• _Exercise prompt_
In the records below, pick out all lines containing the word "pour".

(Data entries)
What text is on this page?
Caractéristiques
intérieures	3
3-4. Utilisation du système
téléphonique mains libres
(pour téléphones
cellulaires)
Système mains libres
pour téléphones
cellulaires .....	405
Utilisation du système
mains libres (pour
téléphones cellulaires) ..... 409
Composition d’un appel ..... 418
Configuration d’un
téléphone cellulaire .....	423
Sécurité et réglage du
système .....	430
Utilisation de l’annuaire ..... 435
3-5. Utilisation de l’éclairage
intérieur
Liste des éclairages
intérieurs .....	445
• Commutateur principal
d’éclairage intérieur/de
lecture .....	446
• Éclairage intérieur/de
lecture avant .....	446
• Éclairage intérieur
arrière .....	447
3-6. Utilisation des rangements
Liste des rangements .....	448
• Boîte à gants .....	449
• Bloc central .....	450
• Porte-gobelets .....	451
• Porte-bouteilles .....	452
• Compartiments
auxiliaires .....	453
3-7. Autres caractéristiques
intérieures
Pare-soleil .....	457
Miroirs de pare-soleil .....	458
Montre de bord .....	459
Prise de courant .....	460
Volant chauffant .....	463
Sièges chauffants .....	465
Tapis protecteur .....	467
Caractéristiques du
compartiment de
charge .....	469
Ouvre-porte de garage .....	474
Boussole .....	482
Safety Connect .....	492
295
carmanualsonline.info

• _Answer to the problem_
(pour téléphones
pour téléphones
mains libres (pour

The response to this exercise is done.